• STATED TASK
Work through the records below and tally every line containing "sordes". Reply with the total alone.

• DATA PROVIDED
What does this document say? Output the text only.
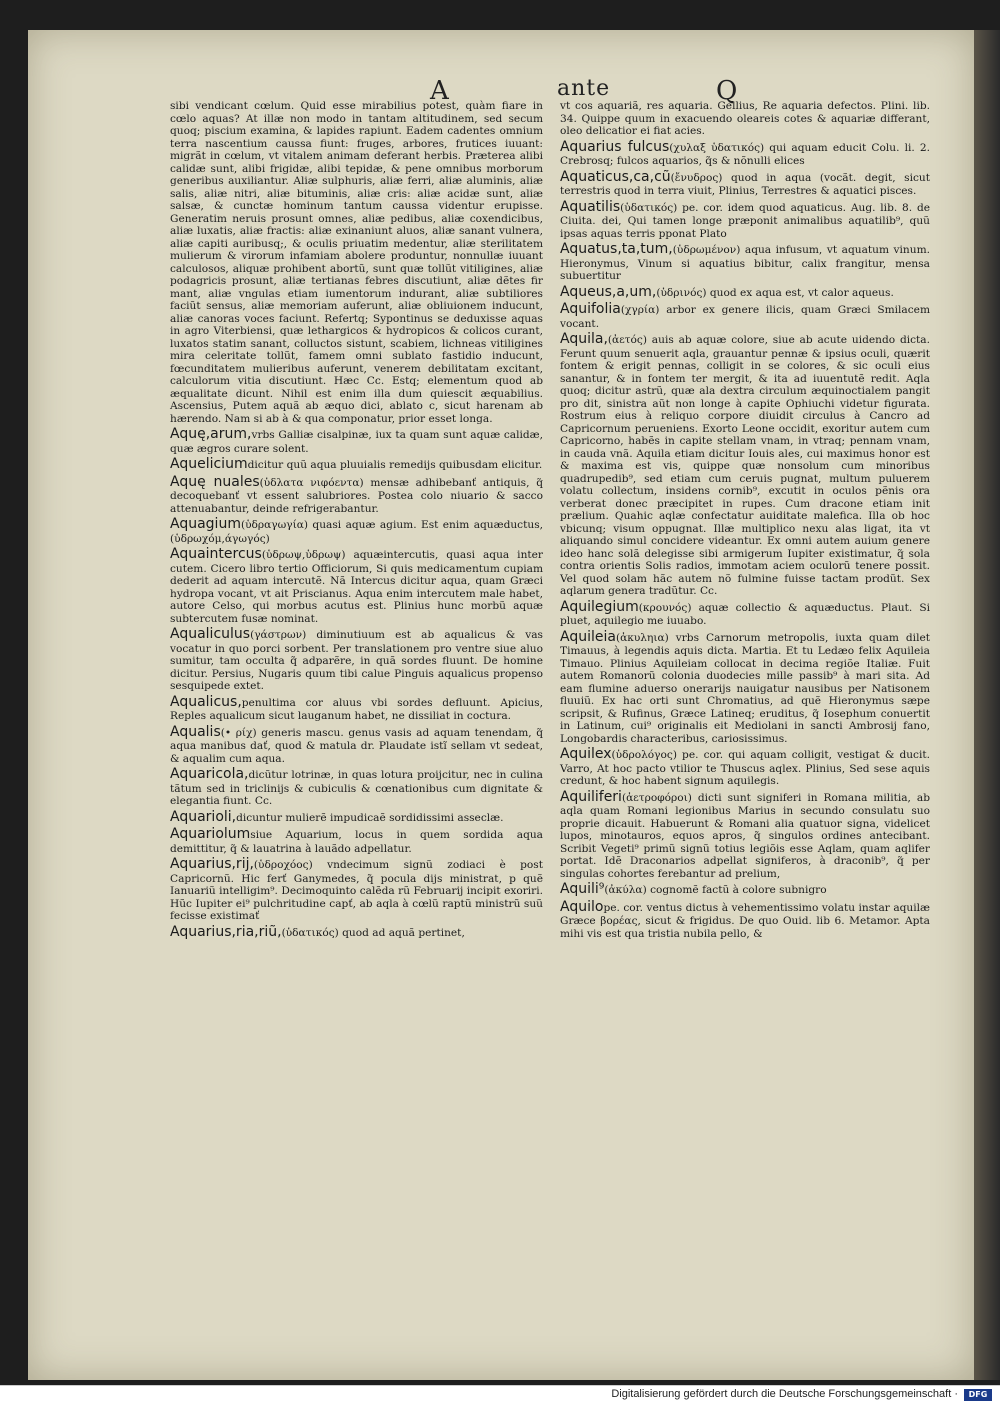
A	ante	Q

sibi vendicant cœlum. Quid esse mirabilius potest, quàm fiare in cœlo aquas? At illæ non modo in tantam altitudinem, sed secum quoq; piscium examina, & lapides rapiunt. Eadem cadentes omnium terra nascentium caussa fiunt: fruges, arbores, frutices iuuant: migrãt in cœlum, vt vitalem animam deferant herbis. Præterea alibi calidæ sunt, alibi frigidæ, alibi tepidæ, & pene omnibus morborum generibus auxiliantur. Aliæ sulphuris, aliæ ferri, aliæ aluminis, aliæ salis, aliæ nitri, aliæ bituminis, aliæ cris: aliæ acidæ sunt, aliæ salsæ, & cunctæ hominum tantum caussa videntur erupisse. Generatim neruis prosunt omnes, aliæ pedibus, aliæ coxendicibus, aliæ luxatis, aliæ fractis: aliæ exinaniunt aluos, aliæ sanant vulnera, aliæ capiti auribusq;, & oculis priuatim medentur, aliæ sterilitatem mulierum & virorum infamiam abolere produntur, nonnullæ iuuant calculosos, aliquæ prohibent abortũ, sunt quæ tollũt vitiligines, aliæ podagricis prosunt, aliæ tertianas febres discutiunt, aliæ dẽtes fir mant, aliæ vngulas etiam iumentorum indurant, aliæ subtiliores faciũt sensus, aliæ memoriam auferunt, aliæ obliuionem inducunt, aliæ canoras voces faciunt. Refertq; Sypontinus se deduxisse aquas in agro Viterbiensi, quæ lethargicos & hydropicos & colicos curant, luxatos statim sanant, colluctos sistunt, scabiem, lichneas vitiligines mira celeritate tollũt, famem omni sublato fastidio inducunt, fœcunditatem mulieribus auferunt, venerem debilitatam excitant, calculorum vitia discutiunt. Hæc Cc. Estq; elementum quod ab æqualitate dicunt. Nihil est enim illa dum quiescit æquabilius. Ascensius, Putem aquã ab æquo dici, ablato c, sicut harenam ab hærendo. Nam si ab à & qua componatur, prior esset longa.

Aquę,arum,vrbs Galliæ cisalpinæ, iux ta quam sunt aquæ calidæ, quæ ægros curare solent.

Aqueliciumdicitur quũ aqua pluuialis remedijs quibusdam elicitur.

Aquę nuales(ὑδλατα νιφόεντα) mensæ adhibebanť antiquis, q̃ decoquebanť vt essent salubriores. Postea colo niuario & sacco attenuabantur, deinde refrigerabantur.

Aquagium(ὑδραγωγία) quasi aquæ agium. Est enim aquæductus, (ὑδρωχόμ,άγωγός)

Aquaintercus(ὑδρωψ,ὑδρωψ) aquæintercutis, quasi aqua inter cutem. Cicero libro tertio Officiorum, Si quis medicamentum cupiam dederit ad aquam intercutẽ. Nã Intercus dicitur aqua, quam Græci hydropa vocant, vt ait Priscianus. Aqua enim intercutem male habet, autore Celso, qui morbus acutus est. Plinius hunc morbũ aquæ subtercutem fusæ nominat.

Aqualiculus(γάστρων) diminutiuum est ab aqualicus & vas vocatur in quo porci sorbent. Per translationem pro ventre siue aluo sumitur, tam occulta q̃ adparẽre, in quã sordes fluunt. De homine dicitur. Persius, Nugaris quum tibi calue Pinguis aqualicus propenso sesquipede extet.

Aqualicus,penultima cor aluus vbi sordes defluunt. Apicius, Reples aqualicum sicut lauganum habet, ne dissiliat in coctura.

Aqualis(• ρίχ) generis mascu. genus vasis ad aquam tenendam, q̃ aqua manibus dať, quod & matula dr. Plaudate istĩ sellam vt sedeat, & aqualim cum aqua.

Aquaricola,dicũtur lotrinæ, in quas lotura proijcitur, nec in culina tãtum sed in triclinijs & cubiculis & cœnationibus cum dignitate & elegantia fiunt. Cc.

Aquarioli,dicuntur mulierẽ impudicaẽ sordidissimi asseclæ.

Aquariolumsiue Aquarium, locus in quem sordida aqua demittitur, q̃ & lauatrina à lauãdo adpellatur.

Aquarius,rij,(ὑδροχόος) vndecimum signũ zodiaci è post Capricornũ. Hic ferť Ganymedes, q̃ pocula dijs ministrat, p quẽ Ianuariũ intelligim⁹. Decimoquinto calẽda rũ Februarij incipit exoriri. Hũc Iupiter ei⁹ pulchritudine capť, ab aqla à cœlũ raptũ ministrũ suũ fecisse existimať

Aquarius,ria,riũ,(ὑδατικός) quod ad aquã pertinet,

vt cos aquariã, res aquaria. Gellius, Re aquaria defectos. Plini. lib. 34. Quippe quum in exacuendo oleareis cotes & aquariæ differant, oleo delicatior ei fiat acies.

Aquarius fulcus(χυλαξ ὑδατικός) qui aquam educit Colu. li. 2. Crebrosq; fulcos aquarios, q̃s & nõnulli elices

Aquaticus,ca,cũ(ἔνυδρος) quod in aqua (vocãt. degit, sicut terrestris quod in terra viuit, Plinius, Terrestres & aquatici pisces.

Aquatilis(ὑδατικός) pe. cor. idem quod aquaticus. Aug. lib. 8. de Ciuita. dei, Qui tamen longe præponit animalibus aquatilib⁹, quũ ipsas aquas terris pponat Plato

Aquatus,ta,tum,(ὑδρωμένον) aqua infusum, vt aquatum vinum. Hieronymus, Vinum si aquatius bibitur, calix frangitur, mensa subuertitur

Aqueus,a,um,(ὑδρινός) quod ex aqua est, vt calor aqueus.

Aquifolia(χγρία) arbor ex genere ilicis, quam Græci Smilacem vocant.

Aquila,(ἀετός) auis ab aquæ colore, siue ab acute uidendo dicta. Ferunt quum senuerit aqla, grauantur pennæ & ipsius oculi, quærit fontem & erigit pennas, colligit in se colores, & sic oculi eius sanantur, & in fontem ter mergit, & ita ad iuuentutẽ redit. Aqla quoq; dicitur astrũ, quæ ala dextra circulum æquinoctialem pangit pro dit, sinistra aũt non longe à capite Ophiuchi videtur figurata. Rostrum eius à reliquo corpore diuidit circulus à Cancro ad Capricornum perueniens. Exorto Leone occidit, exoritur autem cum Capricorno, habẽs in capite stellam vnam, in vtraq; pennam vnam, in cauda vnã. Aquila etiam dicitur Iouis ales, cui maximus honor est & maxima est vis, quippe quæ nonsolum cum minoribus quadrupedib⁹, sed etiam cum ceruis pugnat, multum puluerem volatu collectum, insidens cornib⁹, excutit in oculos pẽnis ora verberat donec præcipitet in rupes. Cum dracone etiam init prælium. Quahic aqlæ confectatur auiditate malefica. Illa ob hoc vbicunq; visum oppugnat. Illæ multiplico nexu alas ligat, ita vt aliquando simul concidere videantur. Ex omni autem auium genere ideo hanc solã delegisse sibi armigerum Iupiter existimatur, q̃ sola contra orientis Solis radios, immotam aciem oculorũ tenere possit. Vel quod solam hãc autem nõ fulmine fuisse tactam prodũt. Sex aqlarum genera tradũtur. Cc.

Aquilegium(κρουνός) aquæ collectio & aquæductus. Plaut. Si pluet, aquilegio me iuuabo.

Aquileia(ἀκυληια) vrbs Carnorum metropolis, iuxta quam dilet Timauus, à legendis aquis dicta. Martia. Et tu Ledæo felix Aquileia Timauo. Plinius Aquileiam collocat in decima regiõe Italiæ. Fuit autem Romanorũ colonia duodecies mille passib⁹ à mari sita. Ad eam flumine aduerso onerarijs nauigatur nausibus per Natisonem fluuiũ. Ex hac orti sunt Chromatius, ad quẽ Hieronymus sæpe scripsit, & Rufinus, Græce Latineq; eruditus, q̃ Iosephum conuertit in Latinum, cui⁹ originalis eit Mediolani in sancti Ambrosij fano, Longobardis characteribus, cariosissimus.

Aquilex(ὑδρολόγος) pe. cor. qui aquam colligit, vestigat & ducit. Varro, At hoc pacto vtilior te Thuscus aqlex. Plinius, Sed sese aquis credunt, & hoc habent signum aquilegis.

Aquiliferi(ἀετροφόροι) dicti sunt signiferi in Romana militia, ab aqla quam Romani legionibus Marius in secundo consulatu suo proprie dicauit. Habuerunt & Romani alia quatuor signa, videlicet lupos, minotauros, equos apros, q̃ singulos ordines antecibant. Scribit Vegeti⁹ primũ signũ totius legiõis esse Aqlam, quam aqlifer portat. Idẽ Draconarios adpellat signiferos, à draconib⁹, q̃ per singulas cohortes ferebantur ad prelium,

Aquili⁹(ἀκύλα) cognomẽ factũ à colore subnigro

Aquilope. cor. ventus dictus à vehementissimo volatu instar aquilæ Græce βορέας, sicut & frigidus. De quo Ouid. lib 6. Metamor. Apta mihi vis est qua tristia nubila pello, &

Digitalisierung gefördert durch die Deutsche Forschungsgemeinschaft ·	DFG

==

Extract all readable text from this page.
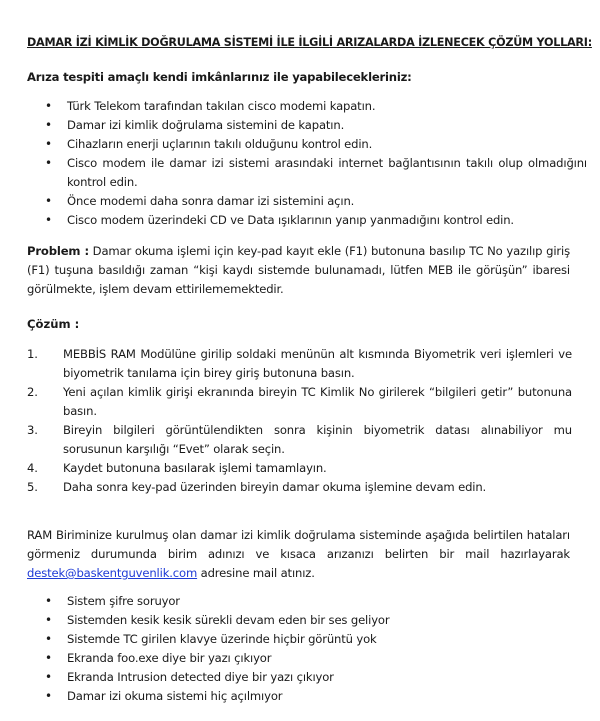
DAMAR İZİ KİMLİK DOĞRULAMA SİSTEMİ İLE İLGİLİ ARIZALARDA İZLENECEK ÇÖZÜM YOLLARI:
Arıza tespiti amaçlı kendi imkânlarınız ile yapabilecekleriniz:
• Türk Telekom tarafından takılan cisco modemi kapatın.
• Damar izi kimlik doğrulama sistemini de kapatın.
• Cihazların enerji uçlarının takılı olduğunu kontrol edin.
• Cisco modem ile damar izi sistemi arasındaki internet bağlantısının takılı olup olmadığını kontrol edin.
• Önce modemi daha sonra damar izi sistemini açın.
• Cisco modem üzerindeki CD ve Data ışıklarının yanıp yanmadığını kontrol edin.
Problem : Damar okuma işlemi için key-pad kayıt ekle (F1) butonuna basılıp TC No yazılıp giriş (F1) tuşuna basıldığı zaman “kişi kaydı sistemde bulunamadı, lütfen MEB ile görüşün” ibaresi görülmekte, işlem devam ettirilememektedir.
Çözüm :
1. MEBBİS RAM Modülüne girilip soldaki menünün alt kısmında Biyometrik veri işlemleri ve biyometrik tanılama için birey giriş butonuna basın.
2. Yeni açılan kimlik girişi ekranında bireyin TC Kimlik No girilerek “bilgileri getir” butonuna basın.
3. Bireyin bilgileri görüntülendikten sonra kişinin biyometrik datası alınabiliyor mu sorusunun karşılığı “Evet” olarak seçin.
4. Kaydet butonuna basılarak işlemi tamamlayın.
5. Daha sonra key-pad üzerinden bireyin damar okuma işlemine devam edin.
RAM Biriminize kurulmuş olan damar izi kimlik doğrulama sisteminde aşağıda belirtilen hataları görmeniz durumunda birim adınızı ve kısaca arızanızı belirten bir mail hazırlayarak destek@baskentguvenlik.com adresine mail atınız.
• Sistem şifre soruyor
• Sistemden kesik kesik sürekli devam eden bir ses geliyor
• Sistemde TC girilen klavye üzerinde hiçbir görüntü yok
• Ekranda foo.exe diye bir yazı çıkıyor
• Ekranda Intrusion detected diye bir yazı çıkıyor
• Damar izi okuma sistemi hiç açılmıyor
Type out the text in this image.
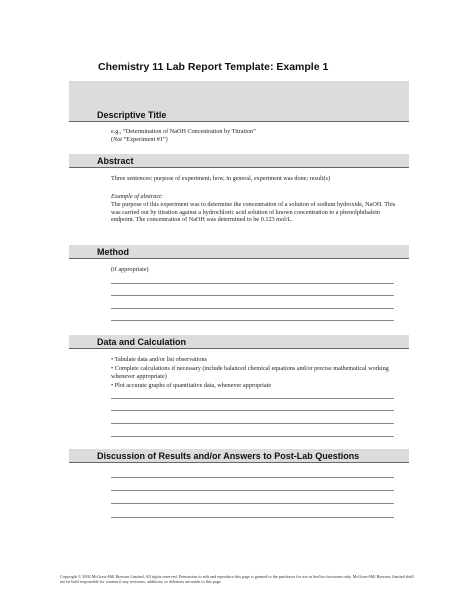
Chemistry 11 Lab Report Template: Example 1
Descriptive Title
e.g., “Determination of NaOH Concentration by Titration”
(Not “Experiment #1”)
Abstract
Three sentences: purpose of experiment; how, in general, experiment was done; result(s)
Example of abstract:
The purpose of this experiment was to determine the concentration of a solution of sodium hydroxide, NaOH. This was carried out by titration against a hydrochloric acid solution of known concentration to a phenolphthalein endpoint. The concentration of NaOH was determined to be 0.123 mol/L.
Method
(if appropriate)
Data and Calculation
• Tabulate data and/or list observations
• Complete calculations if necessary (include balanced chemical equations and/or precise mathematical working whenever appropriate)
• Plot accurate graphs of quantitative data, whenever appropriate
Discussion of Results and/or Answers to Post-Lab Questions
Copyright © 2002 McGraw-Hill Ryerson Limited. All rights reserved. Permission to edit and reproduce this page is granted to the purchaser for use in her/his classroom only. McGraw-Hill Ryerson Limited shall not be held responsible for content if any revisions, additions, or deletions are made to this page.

...

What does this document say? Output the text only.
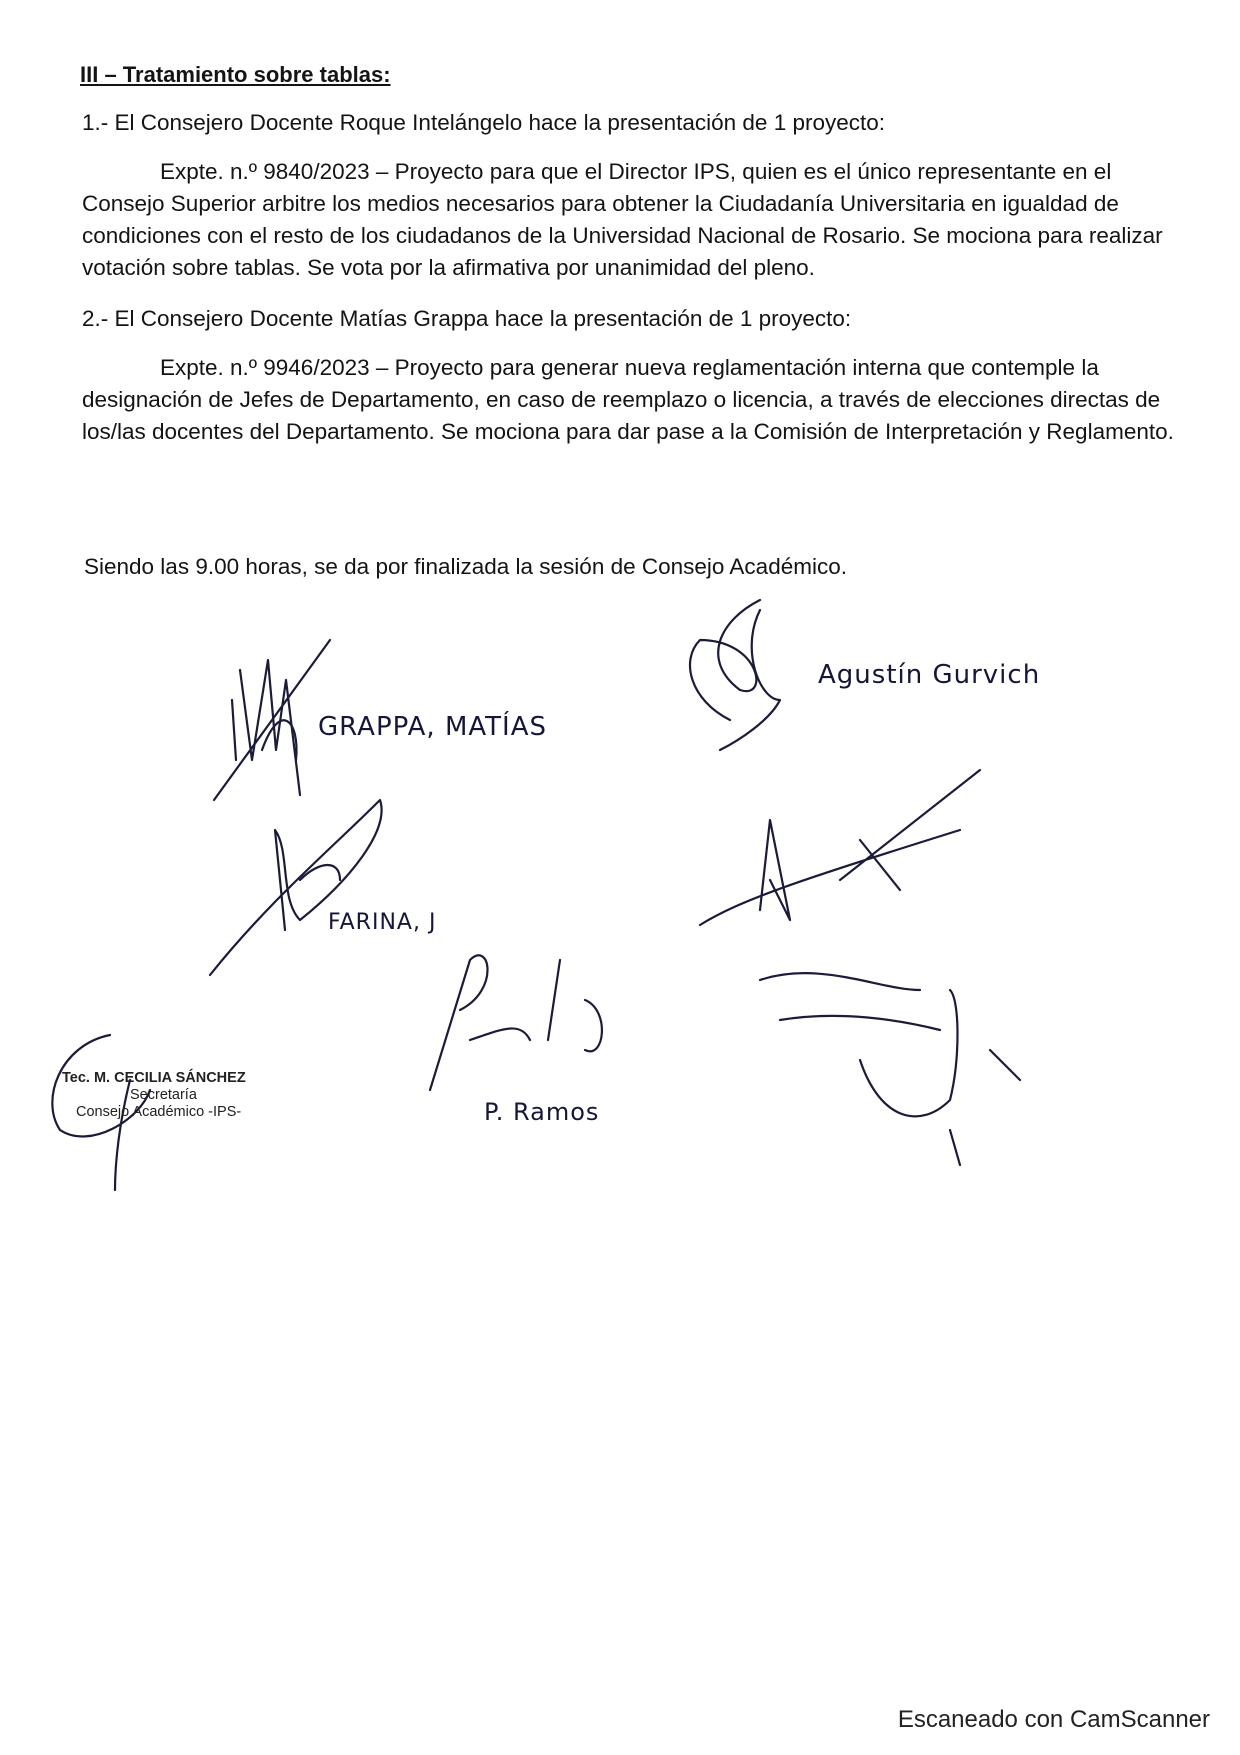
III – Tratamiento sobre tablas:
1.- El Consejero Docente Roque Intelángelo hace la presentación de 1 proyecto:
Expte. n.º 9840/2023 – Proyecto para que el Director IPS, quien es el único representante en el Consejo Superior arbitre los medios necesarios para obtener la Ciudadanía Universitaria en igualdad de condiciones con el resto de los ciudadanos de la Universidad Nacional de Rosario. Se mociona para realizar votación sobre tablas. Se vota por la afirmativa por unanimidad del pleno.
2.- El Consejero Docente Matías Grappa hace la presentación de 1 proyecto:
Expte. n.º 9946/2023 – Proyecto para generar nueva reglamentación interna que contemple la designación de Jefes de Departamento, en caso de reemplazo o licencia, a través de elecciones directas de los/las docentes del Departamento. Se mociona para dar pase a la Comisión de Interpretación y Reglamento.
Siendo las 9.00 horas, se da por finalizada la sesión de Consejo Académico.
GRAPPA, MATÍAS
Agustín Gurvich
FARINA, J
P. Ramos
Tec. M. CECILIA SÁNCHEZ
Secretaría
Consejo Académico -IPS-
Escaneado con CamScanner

• RESPONSE
2